WHAT THE TASK REQUIRES:
When you reproduce these records, keep every word exactly and drop the images.

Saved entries

● ● ● ●

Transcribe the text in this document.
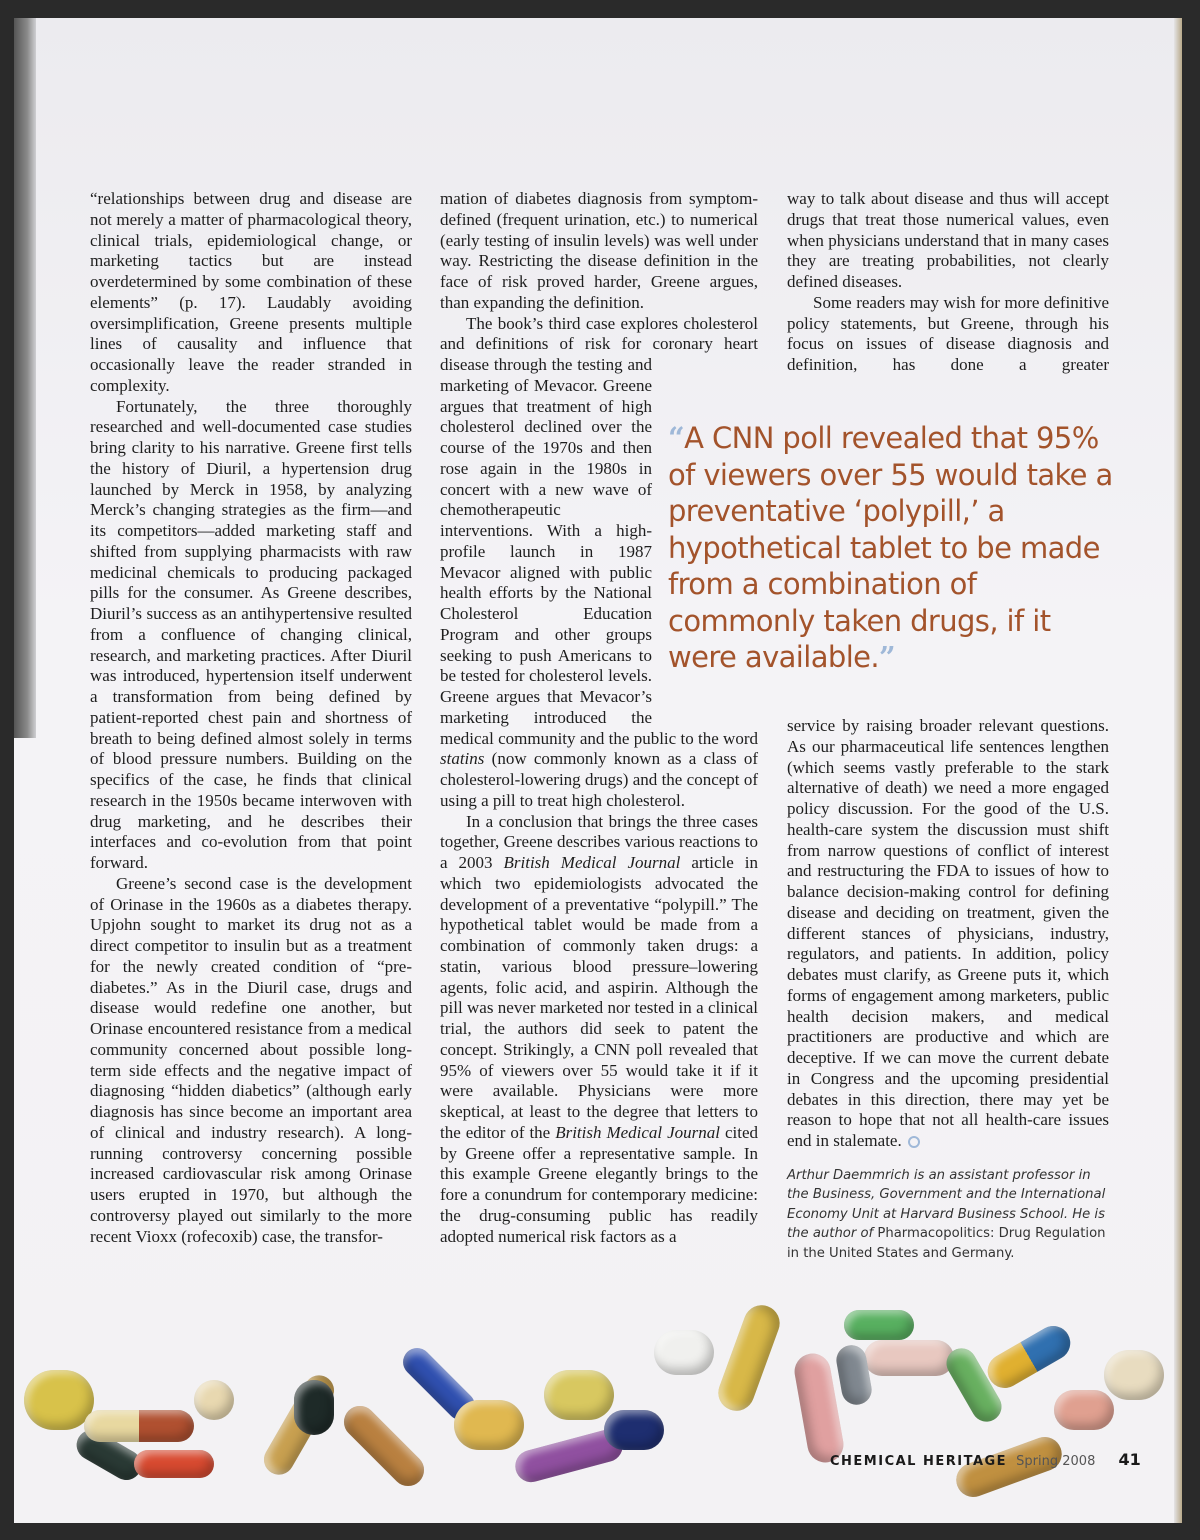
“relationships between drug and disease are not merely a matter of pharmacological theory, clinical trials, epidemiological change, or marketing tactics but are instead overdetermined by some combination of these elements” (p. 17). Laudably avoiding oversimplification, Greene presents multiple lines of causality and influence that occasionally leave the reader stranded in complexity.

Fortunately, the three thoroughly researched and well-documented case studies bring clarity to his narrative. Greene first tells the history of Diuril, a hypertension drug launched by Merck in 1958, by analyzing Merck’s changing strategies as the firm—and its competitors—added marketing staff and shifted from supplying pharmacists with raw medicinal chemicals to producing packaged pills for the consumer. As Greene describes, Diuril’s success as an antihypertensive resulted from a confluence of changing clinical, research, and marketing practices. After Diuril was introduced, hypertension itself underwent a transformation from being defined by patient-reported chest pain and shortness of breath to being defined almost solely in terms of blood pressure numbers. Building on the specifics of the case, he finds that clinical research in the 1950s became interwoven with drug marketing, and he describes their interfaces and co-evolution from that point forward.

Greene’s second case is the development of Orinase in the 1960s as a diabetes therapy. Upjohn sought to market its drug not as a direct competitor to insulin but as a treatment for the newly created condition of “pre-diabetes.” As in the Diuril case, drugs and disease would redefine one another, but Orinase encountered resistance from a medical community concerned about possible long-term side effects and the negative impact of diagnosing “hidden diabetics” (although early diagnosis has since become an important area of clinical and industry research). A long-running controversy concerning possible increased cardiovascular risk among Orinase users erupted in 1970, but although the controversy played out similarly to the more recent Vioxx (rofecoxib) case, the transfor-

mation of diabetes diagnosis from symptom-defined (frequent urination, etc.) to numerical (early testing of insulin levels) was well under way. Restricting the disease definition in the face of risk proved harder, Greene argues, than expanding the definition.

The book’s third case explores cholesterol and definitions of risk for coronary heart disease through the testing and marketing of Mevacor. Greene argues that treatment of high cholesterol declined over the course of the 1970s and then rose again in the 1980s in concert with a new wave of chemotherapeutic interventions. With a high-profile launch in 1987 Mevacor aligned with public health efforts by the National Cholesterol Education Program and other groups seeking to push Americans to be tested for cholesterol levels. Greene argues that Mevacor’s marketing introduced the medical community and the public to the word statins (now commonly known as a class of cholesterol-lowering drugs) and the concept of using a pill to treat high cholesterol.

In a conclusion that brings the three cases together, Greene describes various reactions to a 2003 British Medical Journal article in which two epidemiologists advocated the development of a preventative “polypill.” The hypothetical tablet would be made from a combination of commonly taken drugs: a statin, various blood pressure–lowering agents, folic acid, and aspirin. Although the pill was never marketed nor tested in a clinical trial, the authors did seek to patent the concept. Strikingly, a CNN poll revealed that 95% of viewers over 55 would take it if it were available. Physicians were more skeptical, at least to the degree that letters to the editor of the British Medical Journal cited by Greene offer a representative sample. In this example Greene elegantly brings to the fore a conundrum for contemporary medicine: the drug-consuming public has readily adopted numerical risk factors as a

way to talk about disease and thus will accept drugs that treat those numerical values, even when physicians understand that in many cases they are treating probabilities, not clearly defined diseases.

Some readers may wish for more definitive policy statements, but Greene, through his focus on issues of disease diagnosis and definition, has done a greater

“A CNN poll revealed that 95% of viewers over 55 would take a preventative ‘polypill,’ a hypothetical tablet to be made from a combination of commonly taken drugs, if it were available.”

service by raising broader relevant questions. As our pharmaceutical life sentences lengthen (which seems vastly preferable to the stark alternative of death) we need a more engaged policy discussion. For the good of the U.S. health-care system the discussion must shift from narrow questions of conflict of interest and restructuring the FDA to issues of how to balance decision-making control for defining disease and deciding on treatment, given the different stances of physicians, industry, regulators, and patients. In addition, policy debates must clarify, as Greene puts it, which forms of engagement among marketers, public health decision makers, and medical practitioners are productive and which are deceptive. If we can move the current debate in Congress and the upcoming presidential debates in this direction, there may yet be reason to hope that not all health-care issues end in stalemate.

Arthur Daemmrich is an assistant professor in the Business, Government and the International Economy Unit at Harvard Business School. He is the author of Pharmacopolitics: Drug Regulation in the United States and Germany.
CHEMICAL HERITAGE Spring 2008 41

● ● ● ●

TASK RESULT:
Transcribe the text in this document.
“relationships between drug and disease are not merely a matter of pharmacological theory, clinical trials, epidemiological change, or marketing tactics but are instead overdetermined by some combination of these elements” (p. 17). Laudably avoiding oversimplification, Greene presents multiple lines of causality and influence that occasionally leave the reader stranded in complexity.

Fortunately, the three thoroughly researched and well-documented case studies bring clarity to his narrative. Greene first tells the history of Diuril, a hypertension drug launched by Merck in 1958, by analyzing Merck’s changing strategies as the firm—and its competitors—added marketing staff and shifted from supplying pharmacists with raw medicinal chemicals to producing packaged pills for the consumer. As Greene describes, Diuril’s success as an antihypertensive resulted from a confluence of changing clinical, research, and marketing practices. After Diuril was introduced, hypertension itself underwent a transformation from being defined by patient-reported chest pain and shortness of breath to being defined almost solely in terms of blood pressure numbers. Building on the specifics of the case, he finds that clinical research in the 1950s became interwoven with drug marketing, and he describes their interfaces and co-evolution from that point forward.

Greene’s second case is the development of Orinase in the 1960s as a diabetes therapy. Upjohn sought to market its drug not as a direct competitor to insulin but as a treatment for the newly created condition of “pre-diabetes.” As in the Diuril case, drugs and disease would redefine one another, but Orinase encountered resistance from a medical community concerned about possible long-term side effects and the negative impact of diagnosing “hidden diabetics” (although early diagnosis has since become an important area of clinical and industry research). A long-running controversy concerning possible increased cardiovascular risk among Orinase users erupted in 1970, but although the controversy played out similarly to the more recent Vioxx (rofecoxib) case, the transfor-

mation of diabetes diagnosis from symptom-defined (frequent urination, etc.) to numerical (early testing of insulin levels) was well under way. Restricting the disease definition in the face of risk proved harder, Greene argues, than expanding the definition.

The book’s third case explores cholesterol and definitions of risk for coronary heart disease through the testing and marketing of Mevacor. Greene argues that treatment of high cholesterol declined over the course of the 1970s and then rose again in the 1980s in concert with a new wave of chemotherapeutic interventions. With a high-profile launch in 1987 Mevacor aligned with public health efforts by the National Cholesterol Education Program and other groups seeking to push Americans to be tested for cholesterol levels. Greene argues that Mevacor’s marketing introduced the medical community and the public to the word statins (now commonly known as a class of cholesterol-lowering drugs) and the concept of using a pill to treat high cholesterol.

In a conclusion that brings the three cases together, Greene describes various reactions to a 2003 British Medical Journal article in which two epidemiologists advocated the development of a preventative “polypill.” The hypothetical tablet would be made from a combination of commonly taken drugs: a statin, various blood pressure–lowering agents, folic acid, and aspirin. Although the pill was never marketed nor tested in a clinical trial, the authors did seek to patent the concept. Strikingly, a CNN poll revealed that 95% of viewers over 55 would take it if it were available. Physicians were more skeptical, at least to the degree that letters to the editor of the British Medical Journal cited by Greene offer a representative sample. In this example Greene elegantly brings to the fore a conundrum for contemporary medicine: the drug-consuming public has readily adopted numerical risk factors as a

way to talk about disease and thus will accept drugs that treat those numerical values, even when physicians understand that in many cases they are treating probabilities, not clearly defined diseases.

Some readers may wish for more definitive policy statements, but Greene, through his focus on issues of disease diagnosis and definition, has done a greater

“A CNN poll revealed that 95% of viewers over 55 would take a preventative ‘polypill,’ a hypothetical tablet to be made from a combination of commonly taken drugs, if it were available.”

service by raising broader relevant questions. As our pharmaceutical life sentences lengthen (which seems vastly preferable to the stark alternative of death) we need a more engaged policy discussion. For the good of the U.S. health-care system the discussion must shift from narrow questions of conflict of interest and restructuring the FDA to issues of how to balance decision-making control for defining disease and deciding on treatment, given the different stances of physicians, industry, regulators, and patients. In addition, policy debates must clarify, as Greene puts it, which forms of engagement among marketers, public health decision makers, and medical practitioners are productive and which are deceptive. If we can move the current debate in Congress and the upcoming presidential debates in this direction, there may yet be reason to hope that not all health-care issues end in stalemate.

Arthur Daemmrich is an assistant professor in the Business, Government and the International Economy Unit at Harvard Business School. He is the author of Pharmacopolitics: Drug Regulation in the United States and Germany.
CHEMICAL HERITAGE Spring 2008 41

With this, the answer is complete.